- Power type: Steam
- Builder: Cockerill
- Build date: 1870
- Total produced: 1
- Configuration:: ​
- • Whyte: 0-4-0T
- Gauge: 1,435 mm (4 ft 8+1⁄2 in)
- Driver dia.: 1.06 m (42 in)
- Length: 7.185 m (23.57 ft)
- Loco weight: 24 tonnes (24 long tons; 26 short tons)
- Fuel type: Coal
- Fuel capacity: 1.5 tonnes (1.5 long tons; 1.7 short tons)
- Water cap.: 4,000 L (880 imp gal; 1,100 US gal)
- Boiler pressure: 6 kgf/cm^{2} (0.59 MPa; 85 psi)
- Cylinders: 2 outside
- Valve gear: Stephenson
- Maximum speed: 35 km/h (22 mph)
- Power output: 190 CV (140 kW; 190 hp)

= Locomotive SFAI 1400 =

Locomotive SFAI 1400 was a small 0-4-0 tank locomotive built in 1870 for the Società per le strade ferrate dell'Alta Italia (SFAI) by Cockerill of Seraing.

==History==
It was originally used by the construction company of the Fréjus Rail Tunnel for the haulage of works trains. On completion of the work in 1871, it passed to the SFAI, which numbered it 1400. In 1885, when the great national networks were created, the locomotive passed to the Rete Mediterranea, where it took the number 5101. In 1905, on the nationalization of the railways, it entered the stock of the Ferrovie dello Stato (FS), which placed it in Class 800 with the number 8001. The other engine in the class, 8002, was completely different, being a more powerful engine with a separate tender.
+--
__The problem__:
Repeat the locomotive article word for word from "- Loco weight: 24" to "Cockerill of Seraing.".

[Entries taken from a collection]
+--
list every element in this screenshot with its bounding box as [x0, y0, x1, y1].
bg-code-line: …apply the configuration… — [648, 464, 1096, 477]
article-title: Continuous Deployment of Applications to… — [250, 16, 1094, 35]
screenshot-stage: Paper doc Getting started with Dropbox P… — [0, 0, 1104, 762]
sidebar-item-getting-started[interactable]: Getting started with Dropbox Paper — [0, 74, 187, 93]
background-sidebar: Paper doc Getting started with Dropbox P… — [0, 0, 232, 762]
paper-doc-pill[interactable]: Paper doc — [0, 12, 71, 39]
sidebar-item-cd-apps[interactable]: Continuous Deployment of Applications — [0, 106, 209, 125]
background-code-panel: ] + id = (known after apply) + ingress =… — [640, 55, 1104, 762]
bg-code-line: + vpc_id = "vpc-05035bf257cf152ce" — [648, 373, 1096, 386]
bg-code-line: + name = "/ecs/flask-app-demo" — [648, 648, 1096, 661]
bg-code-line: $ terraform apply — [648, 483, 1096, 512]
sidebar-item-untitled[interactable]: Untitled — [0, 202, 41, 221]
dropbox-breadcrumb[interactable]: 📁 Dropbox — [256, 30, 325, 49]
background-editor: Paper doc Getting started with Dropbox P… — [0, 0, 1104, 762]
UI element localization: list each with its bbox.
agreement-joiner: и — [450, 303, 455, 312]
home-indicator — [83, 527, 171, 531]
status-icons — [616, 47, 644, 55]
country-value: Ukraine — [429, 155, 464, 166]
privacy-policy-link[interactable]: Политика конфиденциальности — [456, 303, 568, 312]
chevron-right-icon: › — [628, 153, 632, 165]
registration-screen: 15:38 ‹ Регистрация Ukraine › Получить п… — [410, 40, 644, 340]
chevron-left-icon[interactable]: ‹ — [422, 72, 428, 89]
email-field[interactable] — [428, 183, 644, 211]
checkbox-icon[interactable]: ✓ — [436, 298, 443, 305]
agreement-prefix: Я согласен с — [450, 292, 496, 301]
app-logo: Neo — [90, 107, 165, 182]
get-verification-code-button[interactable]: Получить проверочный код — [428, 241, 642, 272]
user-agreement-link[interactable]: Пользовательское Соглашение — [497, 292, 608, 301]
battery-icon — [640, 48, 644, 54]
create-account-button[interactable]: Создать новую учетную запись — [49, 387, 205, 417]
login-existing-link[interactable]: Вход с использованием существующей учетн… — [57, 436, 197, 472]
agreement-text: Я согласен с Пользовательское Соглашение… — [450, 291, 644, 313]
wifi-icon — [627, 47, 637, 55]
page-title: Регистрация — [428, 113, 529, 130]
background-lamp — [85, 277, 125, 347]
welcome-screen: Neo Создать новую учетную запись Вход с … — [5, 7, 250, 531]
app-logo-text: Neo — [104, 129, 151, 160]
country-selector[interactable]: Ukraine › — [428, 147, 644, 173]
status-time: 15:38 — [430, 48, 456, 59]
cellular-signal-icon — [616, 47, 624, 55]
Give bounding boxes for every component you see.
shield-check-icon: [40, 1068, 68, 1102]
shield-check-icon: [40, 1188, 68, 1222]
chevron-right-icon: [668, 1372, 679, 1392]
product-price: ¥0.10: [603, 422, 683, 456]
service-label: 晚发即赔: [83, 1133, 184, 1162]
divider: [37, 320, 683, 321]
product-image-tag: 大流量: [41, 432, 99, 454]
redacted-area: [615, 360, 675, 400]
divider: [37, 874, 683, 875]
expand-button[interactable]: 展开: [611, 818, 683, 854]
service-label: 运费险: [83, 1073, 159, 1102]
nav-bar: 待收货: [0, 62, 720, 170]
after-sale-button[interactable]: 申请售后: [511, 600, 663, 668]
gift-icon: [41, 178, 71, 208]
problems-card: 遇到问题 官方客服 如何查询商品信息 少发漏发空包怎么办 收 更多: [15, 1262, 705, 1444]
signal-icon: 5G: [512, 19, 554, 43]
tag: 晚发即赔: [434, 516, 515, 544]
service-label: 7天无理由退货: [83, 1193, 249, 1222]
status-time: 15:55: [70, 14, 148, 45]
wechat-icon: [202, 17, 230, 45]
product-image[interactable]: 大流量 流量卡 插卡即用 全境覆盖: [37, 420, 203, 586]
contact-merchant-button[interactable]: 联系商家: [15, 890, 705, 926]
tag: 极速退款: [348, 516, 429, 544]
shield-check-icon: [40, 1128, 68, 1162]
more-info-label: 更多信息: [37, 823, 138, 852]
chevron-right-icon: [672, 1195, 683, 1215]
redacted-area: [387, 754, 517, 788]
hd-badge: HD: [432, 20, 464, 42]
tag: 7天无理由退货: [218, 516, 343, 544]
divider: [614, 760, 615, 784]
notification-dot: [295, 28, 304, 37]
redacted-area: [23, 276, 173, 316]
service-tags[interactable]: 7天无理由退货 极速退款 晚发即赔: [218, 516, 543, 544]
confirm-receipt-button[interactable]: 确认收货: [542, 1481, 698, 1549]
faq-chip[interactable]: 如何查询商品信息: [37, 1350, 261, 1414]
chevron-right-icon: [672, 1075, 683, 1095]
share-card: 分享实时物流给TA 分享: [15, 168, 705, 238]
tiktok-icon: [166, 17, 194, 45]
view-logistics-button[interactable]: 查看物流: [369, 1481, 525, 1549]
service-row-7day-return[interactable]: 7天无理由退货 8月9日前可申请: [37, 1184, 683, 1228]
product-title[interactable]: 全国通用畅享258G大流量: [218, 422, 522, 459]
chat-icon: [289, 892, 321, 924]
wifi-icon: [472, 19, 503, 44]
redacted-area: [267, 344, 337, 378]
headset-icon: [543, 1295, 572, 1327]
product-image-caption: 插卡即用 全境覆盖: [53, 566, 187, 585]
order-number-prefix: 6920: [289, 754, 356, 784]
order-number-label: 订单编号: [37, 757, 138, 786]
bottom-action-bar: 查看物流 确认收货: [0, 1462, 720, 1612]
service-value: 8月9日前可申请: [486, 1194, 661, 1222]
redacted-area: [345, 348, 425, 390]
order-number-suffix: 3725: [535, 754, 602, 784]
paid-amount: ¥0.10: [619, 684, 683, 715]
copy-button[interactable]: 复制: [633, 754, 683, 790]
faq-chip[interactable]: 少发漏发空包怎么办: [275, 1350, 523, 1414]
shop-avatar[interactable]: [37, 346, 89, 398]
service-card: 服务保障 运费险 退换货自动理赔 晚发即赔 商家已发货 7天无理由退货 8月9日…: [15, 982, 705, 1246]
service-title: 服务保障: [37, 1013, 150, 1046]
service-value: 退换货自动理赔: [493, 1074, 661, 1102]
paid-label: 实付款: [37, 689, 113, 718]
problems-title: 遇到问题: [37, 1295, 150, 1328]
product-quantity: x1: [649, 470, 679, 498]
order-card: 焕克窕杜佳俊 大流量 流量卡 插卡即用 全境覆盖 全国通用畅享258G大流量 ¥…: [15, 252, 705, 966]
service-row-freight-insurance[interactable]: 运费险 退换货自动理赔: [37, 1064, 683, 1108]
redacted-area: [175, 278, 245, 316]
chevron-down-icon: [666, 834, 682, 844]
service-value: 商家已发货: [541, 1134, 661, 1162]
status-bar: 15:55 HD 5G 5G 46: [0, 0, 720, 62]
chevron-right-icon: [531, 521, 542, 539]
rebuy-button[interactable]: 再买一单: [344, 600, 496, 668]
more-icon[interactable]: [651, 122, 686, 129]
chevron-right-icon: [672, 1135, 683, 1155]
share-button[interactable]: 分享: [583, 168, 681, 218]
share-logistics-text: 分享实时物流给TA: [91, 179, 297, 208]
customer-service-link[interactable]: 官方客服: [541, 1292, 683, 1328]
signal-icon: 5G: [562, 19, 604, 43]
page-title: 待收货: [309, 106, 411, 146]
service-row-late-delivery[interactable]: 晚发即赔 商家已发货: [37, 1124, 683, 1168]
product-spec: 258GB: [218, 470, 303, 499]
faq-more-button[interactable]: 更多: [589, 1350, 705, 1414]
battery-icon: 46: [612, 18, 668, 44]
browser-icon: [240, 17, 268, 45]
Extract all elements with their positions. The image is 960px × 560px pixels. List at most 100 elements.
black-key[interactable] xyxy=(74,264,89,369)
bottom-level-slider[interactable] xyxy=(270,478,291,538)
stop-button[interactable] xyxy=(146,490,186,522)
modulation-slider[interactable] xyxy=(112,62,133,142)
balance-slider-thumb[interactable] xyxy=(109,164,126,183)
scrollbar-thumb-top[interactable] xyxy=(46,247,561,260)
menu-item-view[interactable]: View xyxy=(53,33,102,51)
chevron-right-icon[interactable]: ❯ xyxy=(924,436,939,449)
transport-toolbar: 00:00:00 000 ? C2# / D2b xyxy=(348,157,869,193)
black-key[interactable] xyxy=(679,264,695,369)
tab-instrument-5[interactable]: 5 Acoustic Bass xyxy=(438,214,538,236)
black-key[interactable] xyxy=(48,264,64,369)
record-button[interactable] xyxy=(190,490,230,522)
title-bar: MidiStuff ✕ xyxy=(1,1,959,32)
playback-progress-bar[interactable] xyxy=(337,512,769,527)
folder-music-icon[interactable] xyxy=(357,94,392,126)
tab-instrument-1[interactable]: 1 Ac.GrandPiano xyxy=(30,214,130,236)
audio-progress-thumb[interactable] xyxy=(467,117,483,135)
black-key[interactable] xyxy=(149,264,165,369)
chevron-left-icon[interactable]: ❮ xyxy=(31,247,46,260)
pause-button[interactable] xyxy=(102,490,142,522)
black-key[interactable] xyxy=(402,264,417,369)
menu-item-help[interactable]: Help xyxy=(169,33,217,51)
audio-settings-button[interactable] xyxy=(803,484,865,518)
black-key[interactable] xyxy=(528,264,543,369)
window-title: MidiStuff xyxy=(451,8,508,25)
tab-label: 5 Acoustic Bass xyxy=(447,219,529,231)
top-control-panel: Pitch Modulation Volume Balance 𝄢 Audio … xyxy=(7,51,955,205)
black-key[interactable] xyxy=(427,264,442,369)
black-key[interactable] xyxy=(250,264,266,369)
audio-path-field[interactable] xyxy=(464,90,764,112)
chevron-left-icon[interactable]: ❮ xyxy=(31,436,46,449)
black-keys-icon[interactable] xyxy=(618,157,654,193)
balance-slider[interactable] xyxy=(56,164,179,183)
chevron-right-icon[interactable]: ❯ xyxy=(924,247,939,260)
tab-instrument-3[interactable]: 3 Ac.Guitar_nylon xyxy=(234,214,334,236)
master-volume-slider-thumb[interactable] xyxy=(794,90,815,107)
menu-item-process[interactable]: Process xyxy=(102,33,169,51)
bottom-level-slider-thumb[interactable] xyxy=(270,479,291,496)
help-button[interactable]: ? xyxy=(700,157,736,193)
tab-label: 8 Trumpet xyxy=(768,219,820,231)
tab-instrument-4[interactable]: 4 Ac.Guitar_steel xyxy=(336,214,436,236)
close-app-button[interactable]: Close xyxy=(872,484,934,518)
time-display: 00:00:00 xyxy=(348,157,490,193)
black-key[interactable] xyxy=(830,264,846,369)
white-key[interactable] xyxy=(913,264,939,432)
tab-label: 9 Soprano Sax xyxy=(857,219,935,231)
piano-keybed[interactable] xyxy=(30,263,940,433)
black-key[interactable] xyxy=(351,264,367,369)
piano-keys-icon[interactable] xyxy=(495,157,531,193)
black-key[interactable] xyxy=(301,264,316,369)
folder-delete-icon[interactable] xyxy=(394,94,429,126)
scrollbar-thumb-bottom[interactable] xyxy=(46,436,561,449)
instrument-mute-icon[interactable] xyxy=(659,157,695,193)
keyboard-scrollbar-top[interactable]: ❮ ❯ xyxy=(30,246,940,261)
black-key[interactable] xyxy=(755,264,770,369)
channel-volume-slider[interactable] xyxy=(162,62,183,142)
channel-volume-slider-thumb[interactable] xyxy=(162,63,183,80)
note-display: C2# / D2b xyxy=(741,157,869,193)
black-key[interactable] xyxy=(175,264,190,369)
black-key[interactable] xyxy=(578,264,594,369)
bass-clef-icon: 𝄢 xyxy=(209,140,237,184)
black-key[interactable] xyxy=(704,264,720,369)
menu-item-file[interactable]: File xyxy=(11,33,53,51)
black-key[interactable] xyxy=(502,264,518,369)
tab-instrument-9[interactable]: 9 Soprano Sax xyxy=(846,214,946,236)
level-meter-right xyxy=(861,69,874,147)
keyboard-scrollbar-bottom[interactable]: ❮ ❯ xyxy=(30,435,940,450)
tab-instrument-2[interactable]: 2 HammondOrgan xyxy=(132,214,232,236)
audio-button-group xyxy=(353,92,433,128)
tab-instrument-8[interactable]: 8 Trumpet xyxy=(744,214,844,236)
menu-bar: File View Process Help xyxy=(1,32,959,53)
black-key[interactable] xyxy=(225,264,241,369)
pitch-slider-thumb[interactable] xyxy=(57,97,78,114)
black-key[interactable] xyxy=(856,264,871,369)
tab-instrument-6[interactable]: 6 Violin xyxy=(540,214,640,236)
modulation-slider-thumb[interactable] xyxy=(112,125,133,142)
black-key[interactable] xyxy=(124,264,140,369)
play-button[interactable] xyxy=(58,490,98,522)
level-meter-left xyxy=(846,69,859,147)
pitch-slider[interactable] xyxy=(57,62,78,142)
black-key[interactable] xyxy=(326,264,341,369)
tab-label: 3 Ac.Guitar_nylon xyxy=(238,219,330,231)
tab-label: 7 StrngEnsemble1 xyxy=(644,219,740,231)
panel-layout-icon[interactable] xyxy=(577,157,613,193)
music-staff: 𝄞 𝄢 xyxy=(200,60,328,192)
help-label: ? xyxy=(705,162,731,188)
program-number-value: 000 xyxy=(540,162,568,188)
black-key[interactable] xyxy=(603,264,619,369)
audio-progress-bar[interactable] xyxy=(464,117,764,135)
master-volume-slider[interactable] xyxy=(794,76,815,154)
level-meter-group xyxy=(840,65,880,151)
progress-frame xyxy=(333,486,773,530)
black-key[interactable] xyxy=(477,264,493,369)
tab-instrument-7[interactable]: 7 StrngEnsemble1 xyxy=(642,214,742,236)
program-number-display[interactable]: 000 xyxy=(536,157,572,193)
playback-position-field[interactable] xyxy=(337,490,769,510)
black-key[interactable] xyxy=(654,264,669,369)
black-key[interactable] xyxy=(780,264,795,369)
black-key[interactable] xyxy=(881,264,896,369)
+--
__Expected output__:
- Loco weight: 24 tonnes (24 long tons; 26 short tons)
- Fuel type: Coal
- Fuel capacity: 1.5 tonnes (1.5 long tons; 1.7 short tons)
- Water cap.: 4,000 L (880 imp gal; 1,100 US gal)
- Boiler pressure: 6 kgf/cm^{2} (0.59 MPa; 85 psi)
- Cylinders: 2 outside
- Valve gear: Stephenson
- Maximum speed: 35 km/h (22 mph)
- Power output: 190 CV (140 kW; 190 hp)

= Locomotive SFAI 1400 =

Locomotive SFAI 1400 was a small 0-4-0 tank locomotive built in 1870 for the Società per le strade ferrate dell'Alta Italia (SFAI) by Cockerill of Seraing.